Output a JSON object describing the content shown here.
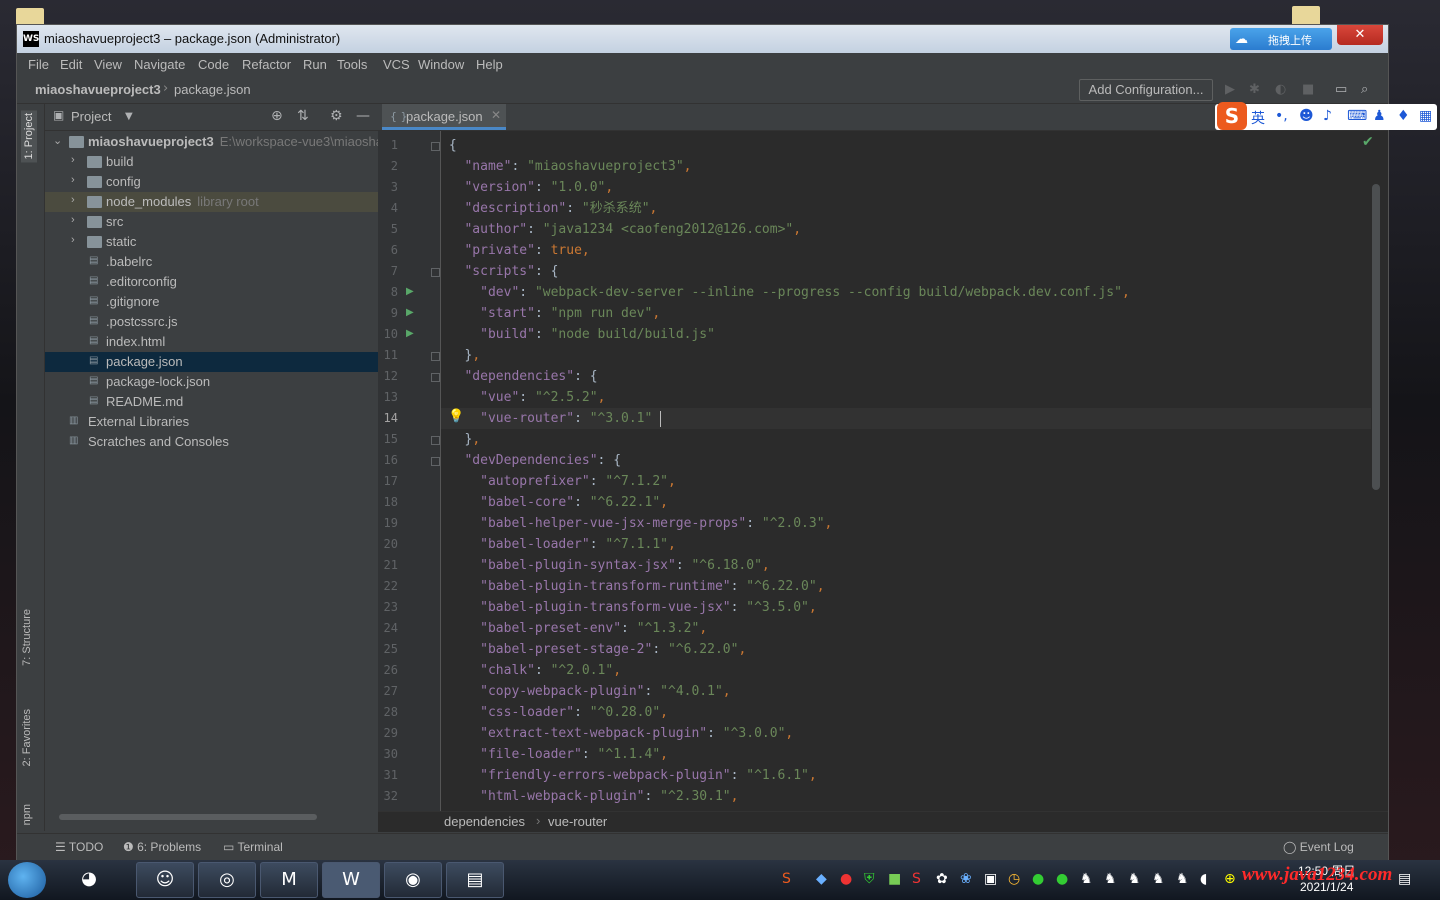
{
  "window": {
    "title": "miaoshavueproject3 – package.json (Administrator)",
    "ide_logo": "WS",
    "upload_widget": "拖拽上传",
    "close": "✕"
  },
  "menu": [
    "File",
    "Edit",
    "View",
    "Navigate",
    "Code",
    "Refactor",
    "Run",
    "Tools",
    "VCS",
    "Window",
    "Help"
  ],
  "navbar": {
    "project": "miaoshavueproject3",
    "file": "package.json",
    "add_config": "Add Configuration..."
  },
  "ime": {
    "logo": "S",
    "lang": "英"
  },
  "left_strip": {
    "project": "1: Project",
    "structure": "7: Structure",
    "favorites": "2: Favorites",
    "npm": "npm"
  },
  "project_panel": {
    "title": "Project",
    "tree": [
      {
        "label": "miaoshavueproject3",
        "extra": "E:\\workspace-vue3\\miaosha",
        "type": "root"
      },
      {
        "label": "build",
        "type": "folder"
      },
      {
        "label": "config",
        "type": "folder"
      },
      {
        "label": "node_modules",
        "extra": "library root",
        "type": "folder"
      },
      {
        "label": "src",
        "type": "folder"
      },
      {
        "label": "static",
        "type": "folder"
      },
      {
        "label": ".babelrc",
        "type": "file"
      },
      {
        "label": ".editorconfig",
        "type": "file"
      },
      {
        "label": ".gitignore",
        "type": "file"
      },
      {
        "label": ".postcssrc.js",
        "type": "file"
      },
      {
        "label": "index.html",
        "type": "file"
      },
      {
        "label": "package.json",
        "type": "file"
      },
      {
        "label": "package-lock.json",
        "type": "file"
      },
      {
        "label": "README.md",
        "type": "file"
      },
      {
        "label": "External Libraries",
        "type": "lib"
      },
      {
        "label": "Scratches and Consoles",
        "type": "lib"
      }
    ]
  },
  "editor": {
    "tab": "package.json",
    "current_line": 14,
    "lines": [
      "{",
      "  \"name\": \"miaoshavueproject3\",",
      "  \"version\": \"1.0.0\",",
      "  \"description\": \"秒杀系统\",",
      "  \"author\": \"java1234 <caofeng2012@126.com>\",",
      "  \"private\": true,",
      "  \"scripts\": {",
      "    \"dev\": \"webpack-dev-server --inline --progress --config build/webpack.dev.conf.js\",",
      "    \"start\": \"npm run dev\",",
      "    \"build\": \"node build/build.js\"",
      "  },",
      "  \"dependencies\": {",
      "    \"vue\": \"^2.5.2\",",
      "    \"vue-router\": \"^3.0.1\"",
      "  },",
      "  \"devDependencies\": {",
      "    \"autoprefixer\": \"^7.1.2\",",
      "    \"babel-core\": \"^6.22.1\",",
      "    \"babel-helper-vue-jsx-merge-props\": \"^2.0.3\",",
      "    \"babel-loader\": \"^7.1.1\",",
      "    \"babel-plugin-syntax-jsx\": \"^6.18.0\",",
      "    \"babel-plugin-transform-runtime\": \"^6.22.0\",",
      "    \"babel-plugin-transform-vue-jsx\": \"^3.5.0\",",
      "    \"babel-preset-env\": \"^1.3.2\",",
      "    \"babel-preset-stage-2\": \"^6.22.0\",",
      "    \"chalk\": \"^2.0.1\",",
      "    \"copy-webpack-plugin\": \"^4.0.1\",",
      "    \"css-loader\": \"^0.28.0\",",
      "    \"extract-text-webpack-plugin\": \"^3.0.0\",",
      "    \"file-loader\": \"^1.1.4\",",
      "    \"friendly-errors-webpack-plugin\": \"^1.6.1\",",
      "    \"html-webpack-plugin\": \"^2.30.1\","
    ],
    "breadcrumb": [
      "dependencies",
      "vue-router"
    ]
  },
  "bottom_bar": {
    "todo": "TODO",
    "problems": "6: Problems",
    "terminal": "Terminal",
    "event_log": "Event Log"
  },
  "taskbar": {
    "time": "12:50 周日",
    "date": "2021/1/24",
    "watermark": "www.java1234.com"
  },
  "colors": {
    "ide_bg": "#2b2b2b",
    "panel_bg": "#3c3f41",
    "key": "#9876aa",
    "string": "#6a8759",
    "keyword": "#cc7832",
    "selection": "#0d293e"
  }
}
********************
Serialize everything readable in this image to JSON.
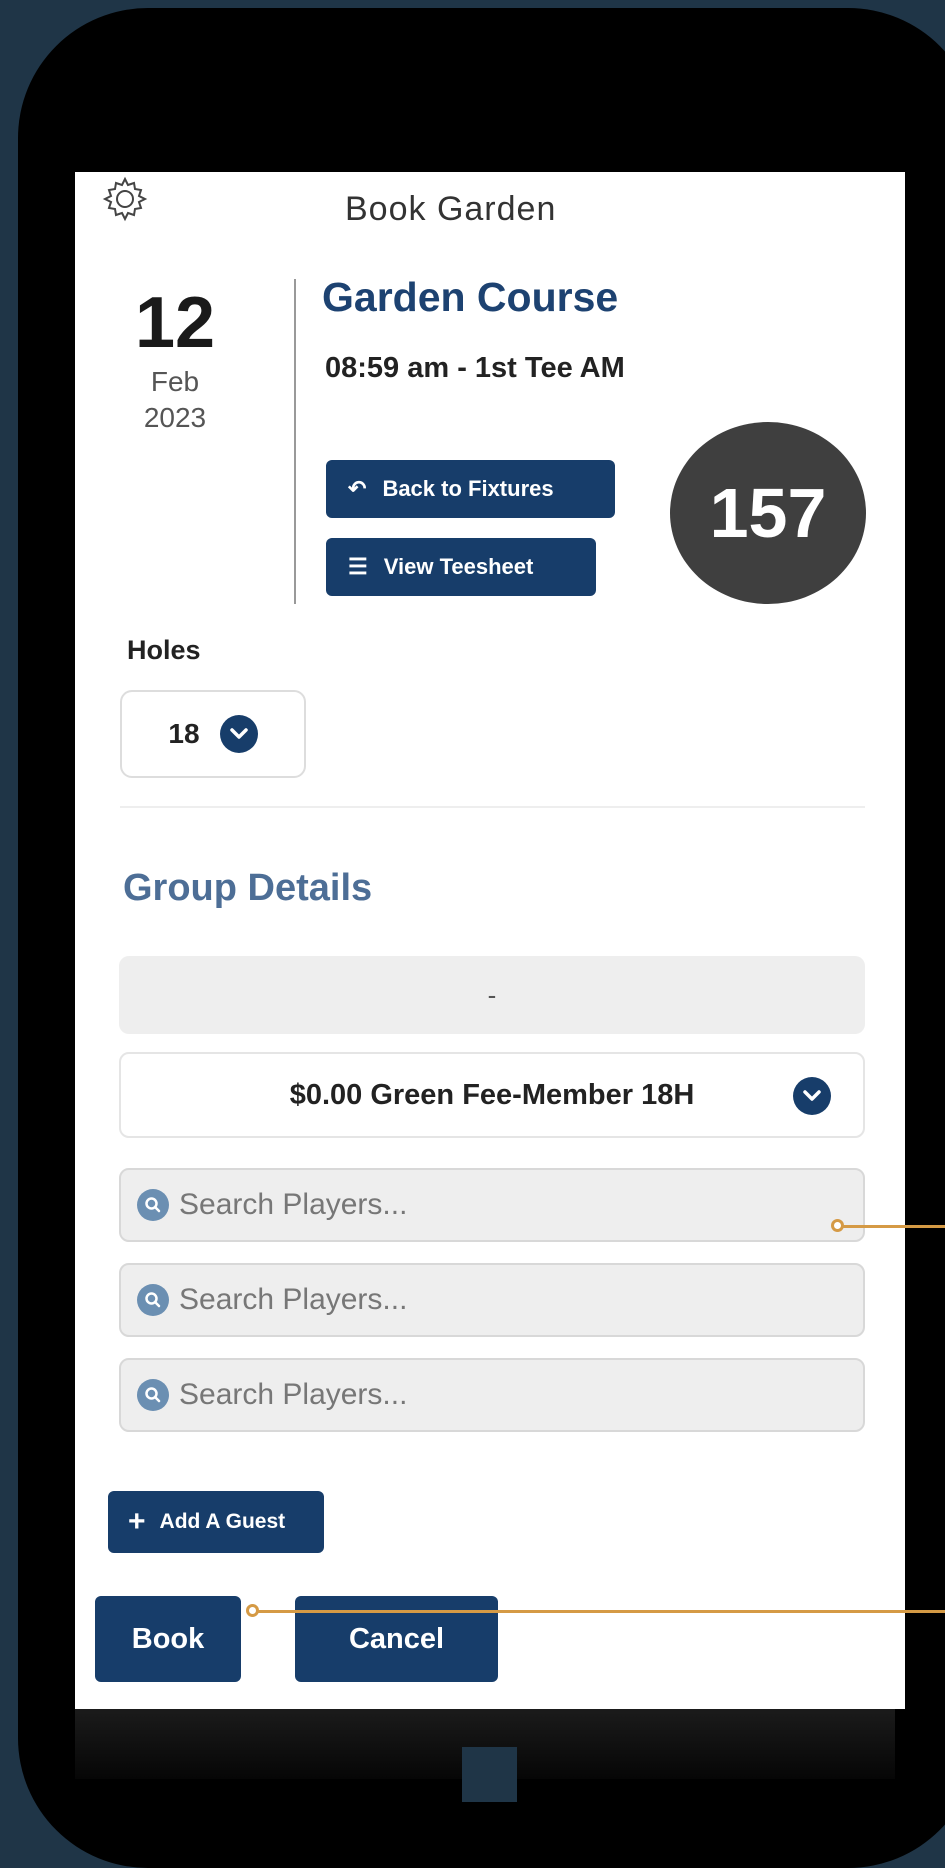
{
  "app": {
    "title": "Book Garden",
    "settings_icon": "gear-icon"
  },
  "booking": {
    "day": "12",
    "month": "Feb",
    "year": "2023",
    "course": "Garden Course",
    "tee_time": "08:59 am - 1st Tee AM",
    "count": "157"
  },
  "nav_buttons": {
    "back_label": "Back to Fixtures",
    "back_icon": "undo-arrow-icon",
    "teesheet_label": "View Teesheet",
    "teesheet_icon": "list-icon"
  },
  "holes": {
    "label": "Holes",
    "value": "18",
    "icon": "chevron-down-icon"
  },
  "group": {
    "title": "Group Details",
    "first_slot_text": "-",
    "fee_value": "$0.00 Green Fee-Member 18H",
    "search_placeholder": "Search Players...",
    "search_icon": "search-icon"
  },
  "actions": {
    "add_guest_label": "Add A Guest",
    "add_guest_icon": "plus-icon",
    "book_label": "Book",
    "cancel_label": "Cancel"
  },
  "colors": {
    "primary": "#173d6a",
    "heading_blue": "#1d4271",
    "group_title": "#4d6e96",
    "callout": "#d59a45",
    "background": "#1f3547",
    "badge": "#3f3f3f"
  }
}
********************
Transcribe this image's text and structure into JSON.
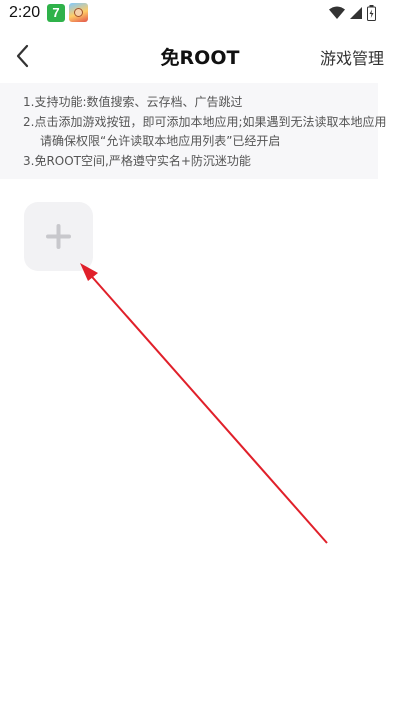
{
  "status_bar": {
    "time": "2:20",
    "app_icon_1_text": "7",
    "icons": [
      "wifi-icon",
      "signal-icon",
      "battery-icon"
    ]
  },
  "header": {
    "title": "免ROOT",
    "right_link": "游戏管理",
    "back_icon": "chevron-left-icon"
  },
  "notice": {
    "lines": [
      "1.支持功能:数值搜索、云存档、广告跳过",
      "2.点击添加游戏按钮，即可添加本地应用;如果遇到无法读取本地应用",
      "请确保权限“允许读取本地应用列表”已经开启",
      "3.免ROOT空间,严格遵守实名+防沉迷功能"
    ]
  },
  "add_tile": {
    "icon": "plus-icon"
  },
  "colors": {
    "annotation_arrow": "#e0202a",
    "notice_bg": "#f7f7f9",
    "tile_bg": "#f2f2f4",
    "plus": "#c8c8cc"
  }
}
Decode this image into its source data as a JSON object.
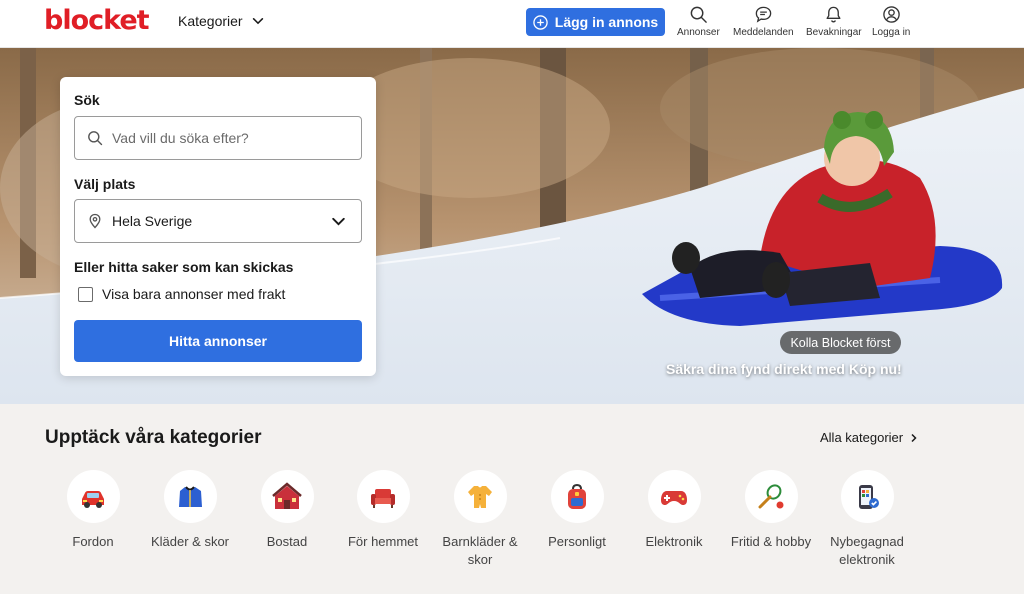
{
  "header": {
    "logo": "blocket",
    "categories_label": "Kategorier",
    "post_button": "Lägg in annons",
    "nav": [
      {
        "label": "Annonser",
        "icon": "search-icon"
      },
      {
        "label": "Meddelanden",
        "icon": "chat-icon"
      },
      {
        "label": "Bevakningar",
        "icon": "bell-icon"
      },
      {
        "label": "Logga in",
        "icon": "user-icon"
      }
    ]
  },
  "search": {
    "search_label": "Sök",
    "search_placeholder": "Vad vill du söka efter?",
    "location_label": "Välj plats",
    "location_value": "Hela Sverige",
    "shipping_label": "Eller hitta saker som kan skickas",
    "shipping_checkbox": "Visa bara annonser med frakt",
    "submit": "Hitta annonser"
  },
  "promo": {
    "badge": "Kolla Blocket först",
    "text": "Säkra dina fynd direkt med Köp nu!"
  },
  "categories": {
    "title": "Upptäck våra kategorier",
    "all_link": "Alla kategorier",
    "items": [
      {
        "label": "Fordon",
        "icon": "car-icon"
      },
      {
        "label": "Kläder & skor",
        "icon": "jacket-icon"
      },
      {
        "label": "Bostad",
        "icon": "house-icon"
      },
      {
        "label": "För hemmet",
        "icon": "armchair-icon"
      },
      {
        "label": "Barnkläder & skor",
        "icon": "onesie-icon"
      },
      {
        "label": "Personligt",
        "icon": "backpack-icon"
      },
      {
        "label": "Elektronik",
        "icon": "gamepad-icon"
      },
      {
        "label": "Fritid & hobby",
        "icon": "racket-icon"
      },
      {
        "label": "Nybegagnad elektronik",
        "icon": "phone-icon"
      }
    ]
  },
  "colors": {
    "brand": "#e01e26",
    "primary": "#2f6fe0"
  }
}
********************
* [Brief]:
Across the entries, how many lines hold the word "preset"? Say only the number.

* [Completed task]:
2